Input data

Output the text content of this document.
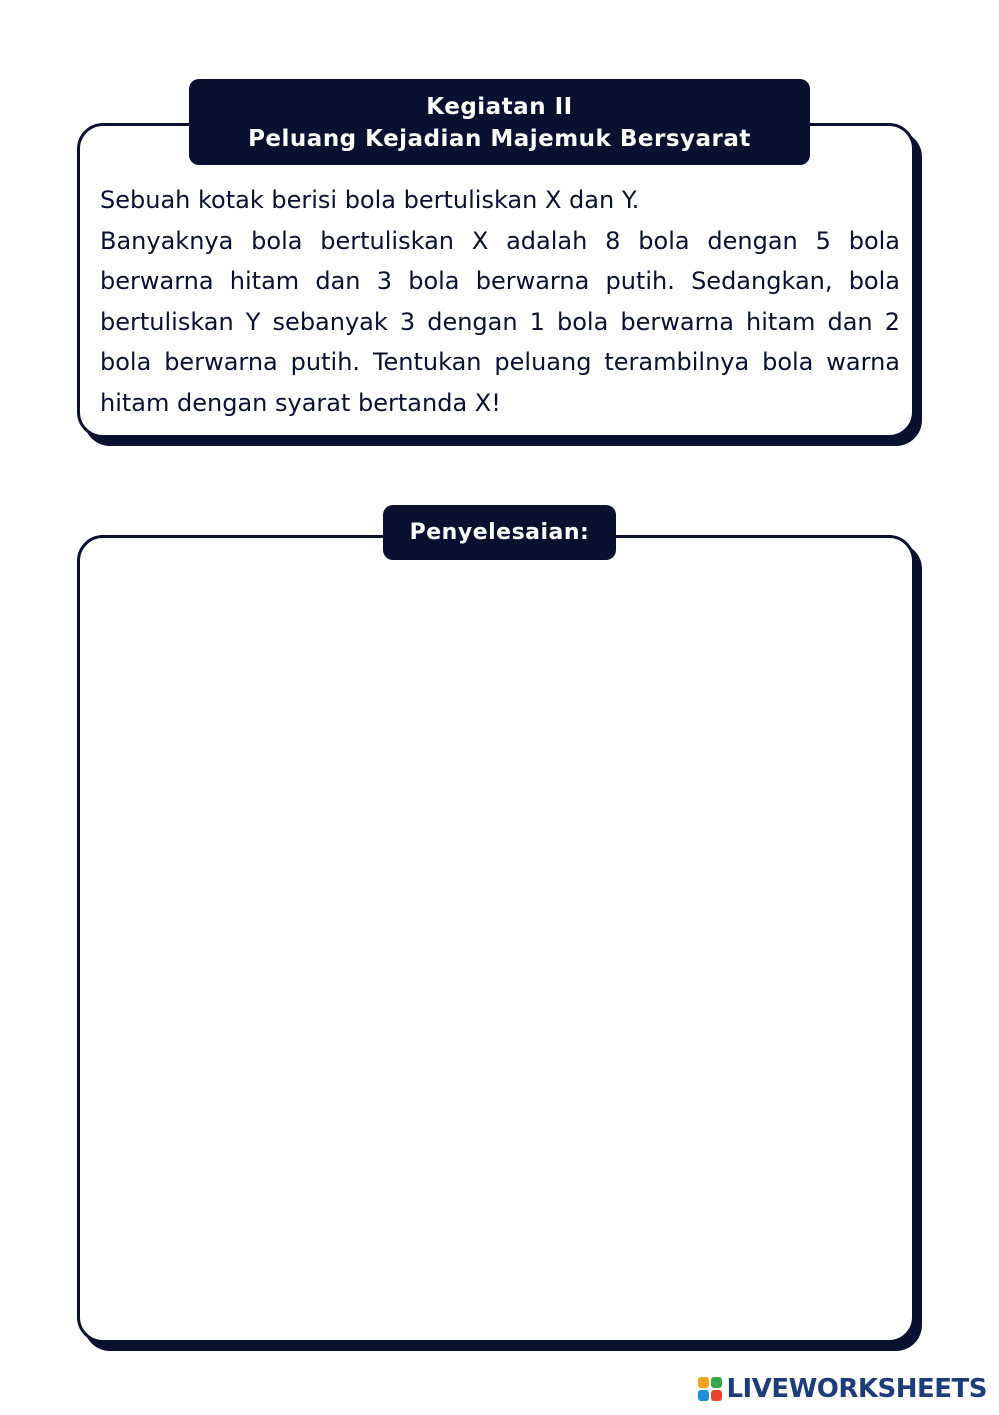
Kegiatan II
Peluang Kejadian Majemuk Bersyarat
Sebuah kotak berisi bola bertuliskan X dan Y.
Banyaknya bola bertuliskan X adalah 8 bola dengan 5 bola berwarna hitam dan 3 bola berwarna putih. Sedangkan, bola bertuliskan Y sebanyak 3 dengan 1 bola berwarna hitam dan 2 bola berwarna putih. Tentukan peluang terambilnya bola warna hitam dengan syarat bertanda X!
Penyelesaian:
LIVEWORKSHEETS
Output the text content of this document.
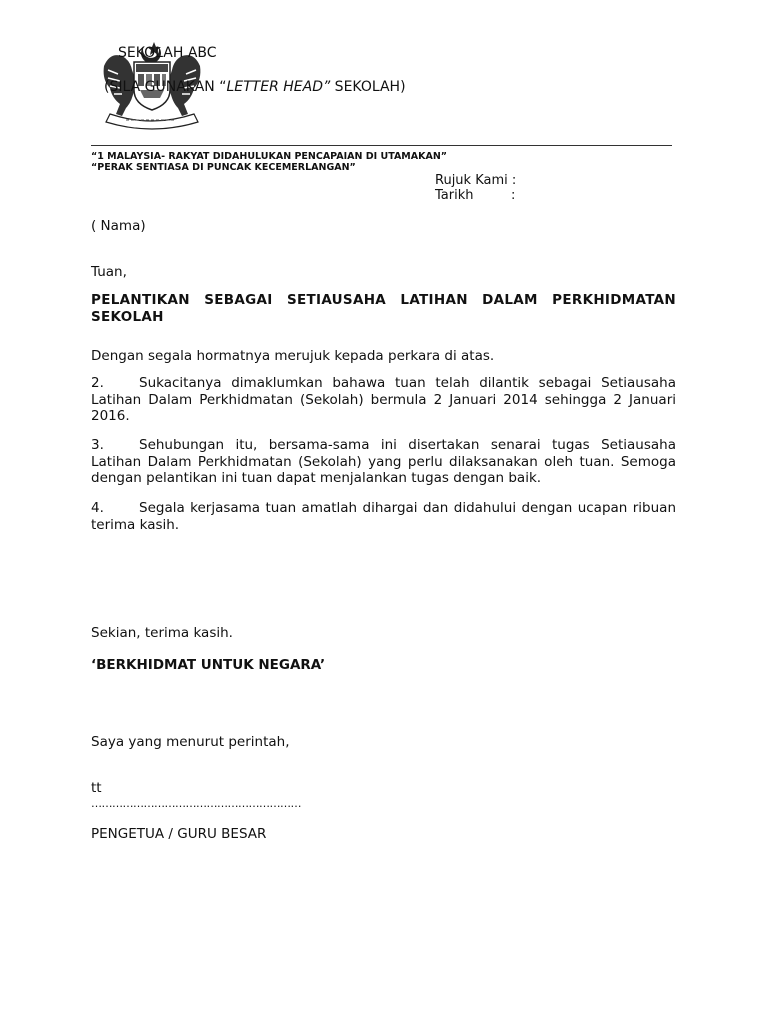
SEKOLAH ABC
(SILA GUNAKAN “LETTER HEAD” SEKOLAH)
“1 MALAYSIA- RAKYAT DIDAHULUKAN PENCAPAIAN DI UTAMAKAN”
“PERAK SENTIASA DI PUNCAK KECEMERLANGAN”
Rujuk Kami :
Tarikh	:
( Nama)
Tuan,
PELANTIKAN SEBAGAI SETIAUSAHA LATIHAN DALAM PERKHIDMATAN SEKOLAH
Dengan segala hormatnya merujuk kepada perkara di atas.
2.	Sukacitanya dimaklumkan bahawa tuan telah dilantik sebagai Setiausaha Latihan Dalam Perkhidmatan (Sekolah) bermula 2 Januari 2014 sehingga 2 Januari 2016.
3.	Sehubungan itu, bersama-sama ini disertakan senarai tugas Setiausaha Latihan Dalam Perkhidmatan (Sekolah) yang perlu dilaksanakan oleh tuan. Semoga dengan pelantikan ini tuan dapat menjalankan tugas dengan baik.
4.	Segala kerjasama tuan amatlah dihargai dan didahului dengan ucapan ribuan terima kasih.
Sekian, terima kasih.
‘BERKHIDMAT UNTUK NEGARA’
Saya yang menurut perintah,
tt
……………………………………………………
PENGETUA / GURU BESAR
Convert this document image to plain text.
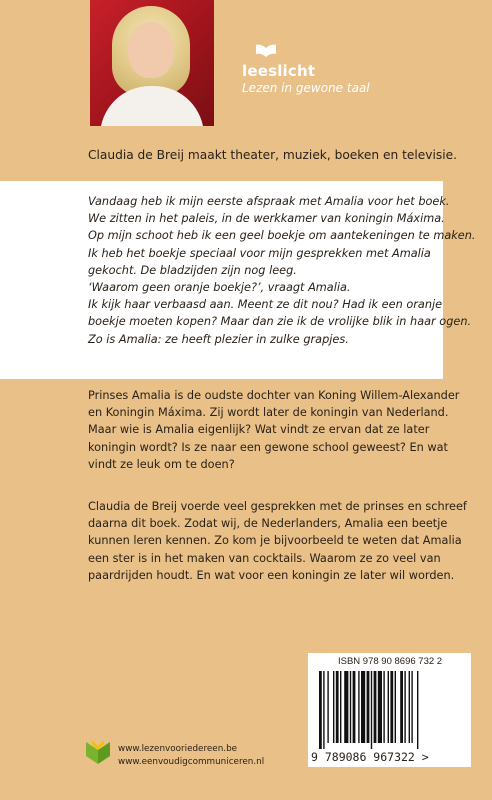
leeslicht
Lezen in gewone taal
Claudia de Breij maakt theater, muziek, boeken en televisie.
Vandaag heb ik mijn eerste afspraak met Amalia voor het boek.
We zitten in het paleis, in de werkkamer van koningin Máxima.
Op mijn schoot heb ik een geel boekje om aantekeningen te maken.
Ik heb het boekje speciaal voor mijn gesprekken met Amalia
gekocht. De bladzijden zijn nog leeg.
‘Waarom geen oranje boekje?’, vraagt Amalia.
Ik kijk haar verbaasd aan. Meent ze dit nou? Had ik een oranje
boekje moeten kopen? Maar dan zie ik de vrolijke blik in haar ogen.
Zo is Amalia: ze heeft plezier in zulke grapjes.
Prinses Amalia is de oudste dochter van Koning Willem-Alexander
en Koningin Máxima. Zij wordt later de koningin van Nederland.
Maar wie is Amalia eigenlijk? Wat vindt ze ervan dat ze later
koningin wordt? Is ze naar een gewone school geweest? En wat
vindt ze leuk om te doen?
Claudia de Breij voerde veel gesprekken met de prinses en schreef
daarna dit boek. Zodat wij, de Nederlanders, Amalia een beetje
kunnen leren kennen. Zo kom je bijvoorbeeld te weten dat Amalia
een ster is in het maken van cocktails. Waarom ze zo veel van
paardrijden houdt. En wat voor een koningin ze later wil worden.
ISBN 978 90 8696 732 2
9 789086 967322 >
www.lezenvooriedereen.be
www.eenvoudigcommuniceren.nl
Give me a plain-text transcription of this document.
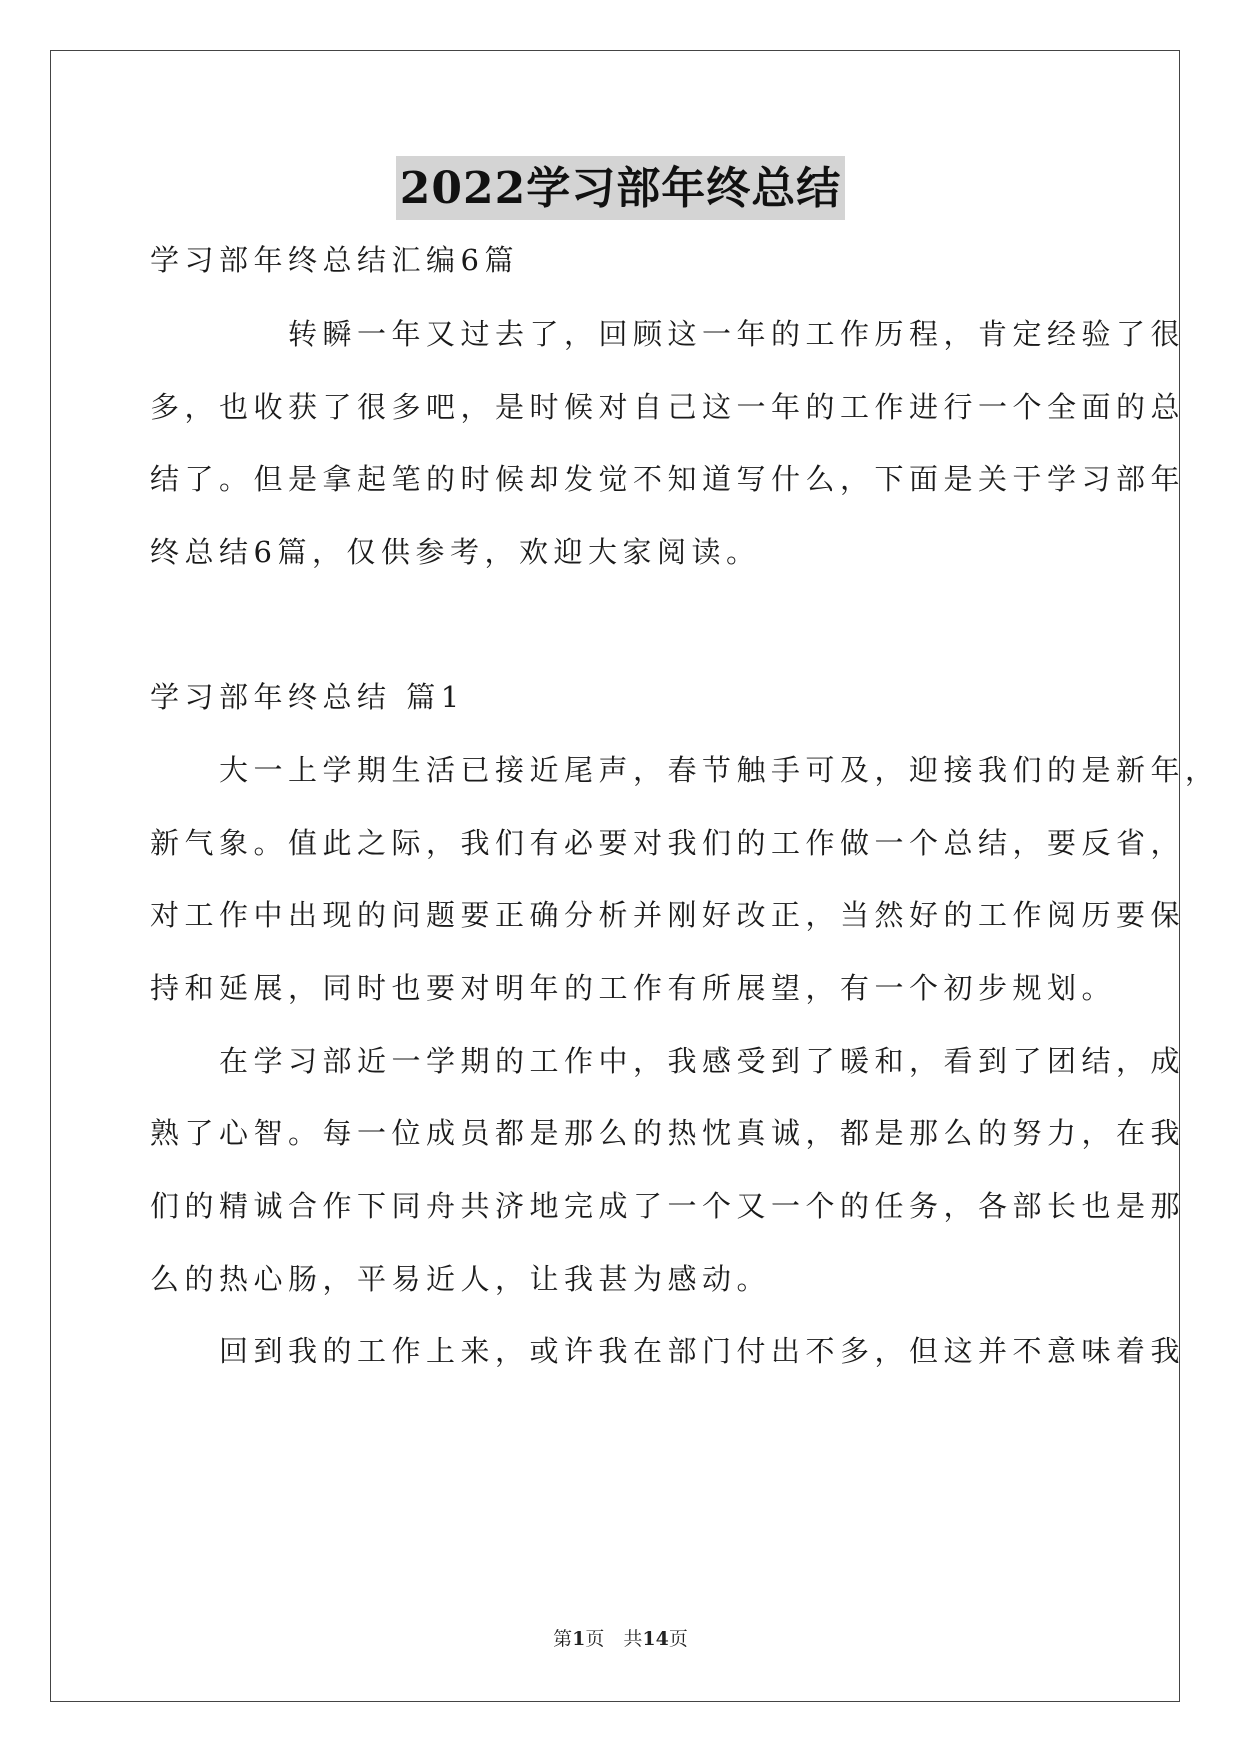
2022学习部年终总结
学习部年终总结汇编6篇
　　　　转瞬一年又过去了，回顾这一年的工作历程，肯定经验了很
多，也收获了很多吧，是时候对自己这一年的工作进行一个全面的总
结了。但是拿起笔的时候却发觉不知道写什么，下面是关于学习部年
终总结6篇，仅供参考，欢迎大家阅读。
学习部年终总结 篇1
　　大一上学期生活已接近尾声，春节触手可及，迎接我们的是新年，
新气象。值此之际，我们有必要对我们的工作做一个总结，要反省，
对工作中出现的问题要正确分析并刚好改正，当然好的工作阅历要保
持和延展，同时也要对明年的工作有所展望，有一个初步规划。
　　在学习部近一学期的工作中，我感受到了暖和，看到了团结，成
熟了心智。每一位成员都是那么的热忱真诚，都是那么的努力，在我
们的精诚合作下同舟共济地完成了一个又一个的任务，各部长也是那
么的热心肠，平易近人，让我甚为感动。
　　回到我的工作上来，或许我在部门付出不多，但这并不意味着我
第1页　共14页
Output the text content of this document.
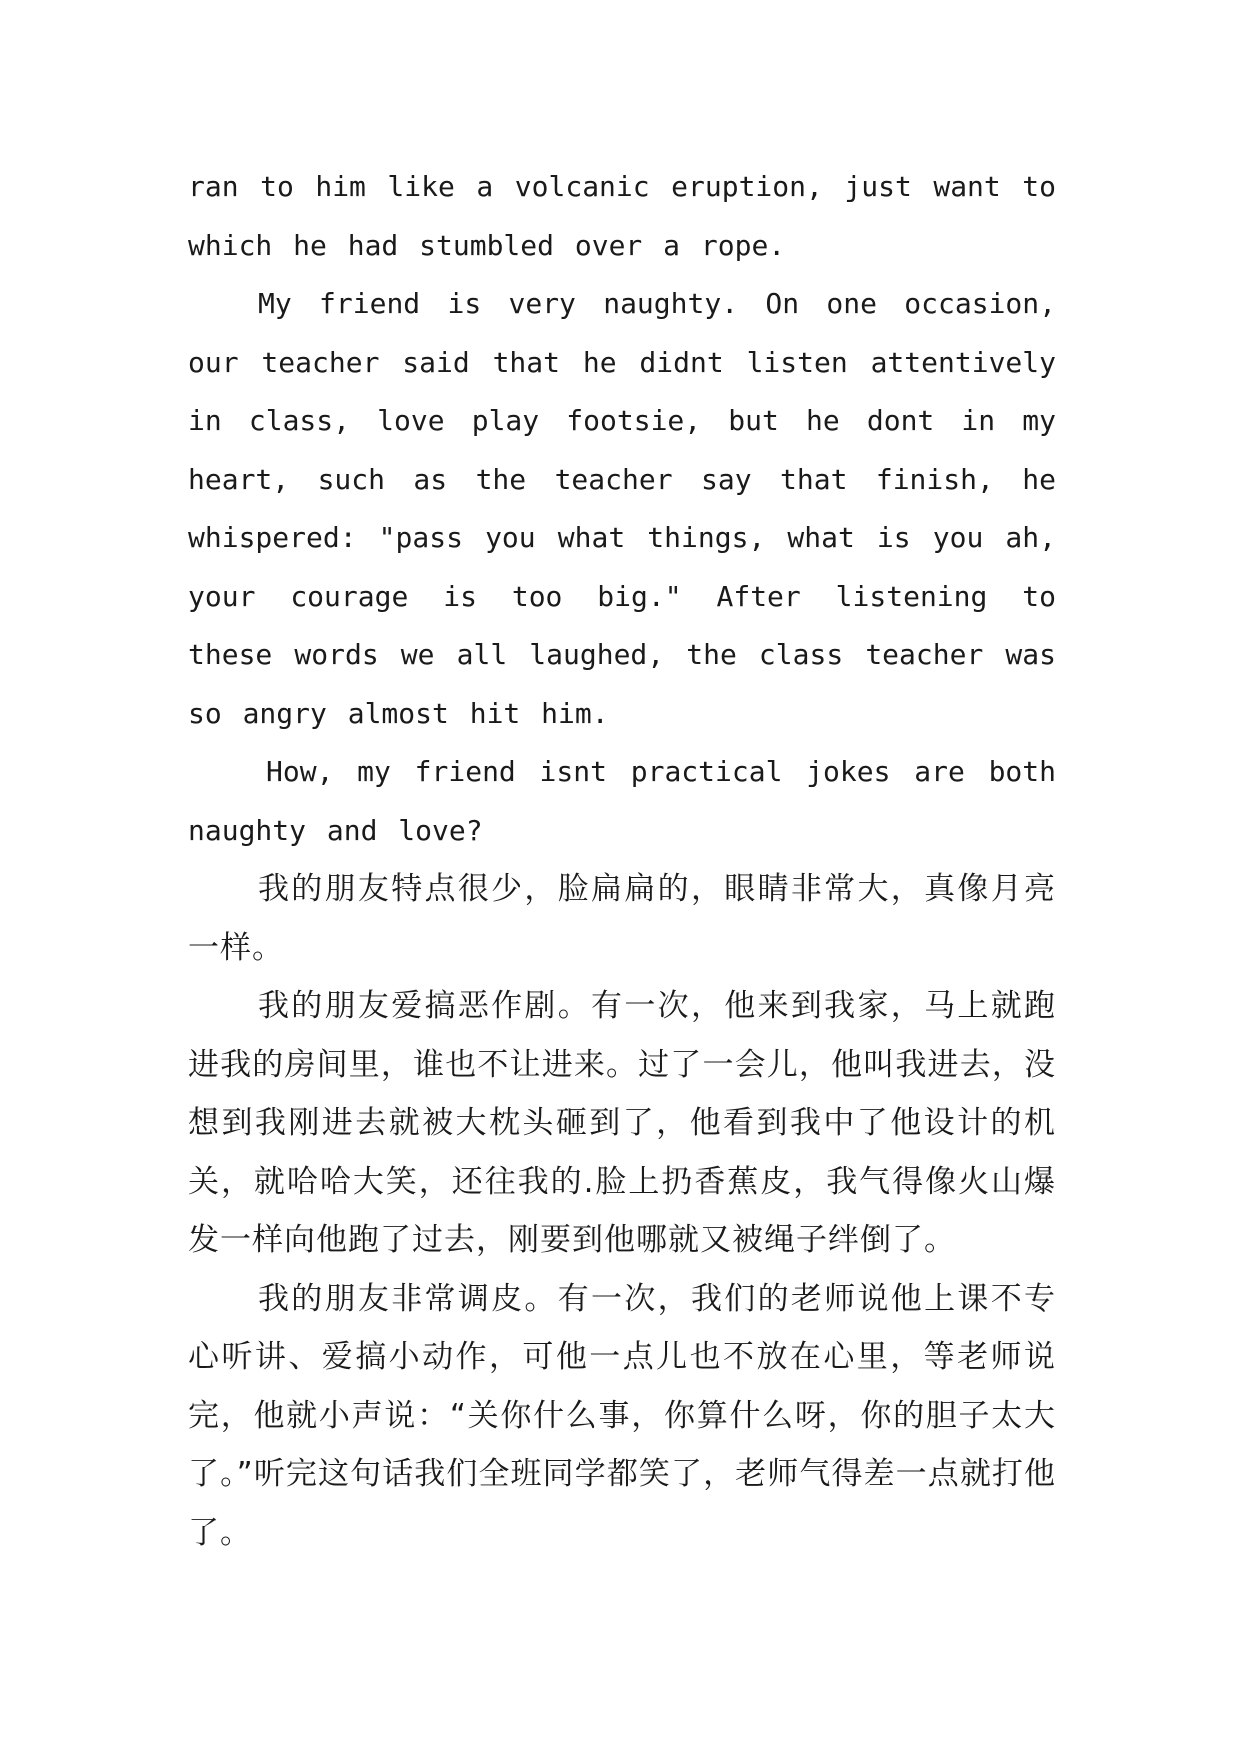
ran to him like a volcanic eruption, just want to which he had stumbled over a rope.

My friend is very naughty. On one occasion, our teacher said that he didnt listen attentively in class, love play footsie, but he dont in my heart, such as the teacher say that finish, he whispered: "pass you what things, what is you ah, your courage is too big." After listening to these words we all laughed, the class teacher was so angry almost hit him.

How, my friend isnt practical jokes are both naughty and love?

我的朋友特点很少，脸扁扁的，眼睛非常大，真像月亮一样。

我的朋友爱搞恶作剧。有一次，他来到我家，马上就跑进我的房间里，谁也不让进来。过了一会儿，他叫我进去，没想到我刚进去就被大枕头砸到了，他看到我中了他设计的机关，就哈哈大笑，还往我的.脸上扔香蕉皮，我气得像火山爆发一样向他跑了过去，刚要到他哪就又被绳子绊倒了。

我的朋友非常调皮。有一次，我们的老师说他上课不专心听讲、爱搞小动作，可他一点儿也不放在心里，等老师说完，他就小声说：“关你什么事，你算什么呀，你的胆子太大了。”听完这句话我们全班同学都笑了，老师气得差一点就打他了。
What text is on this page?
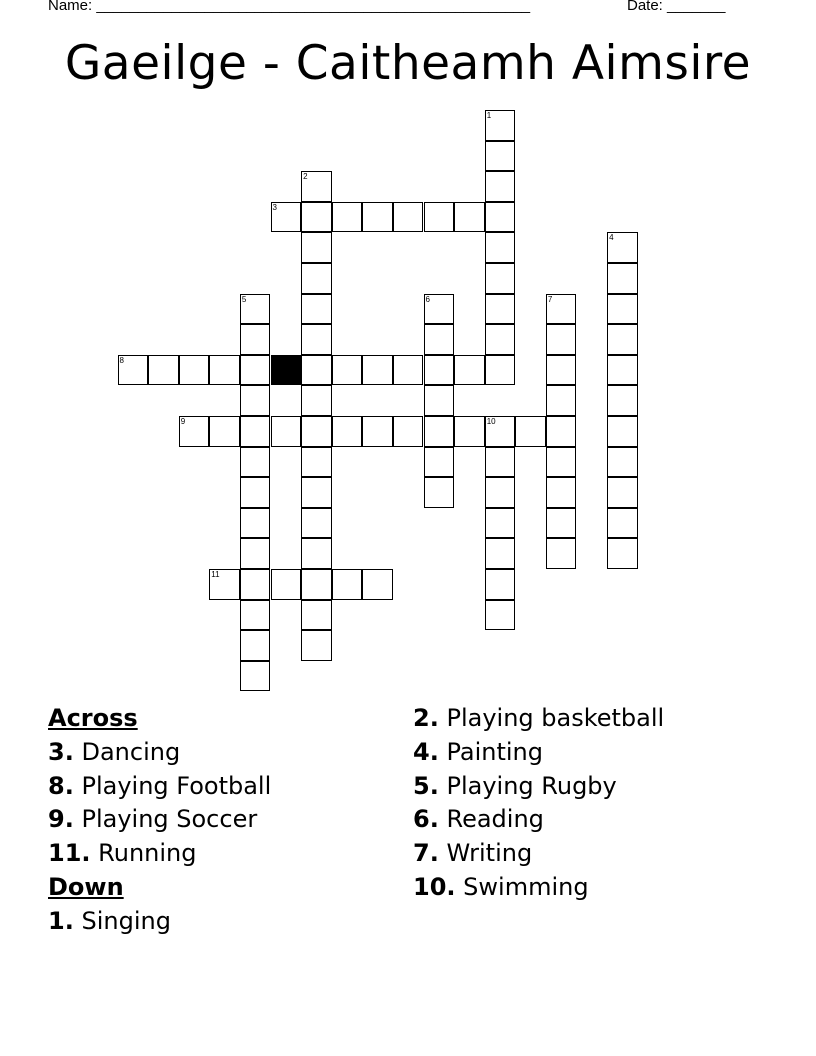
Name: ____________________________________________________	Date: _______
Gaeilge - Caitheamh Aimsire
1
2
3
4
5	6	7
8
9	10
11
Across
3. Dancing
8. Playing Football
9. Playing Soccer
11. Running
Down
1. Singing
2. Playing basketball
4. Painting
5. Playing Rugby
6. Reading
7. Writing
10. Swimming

The task
Retype the lines exactly as they appear, beginning with the line that contains "What text is on this page?" and ending with the final line of the entries, and omit the pictures.

Written reply
What text is on this page?
Name: ____________________________________________________	Date: _______
Gaeilge - Caitheamh Aimsire
1
2
3
4
5	6	7
8
9	10
11
Across
3. Dancing
8. Playing Football
9. Playing Soccer
11. Running
Down
1. Singing
2. Playing basketball
4. Painting
5. Playing Rugby
6. Reading
7. Writing
10. Swimming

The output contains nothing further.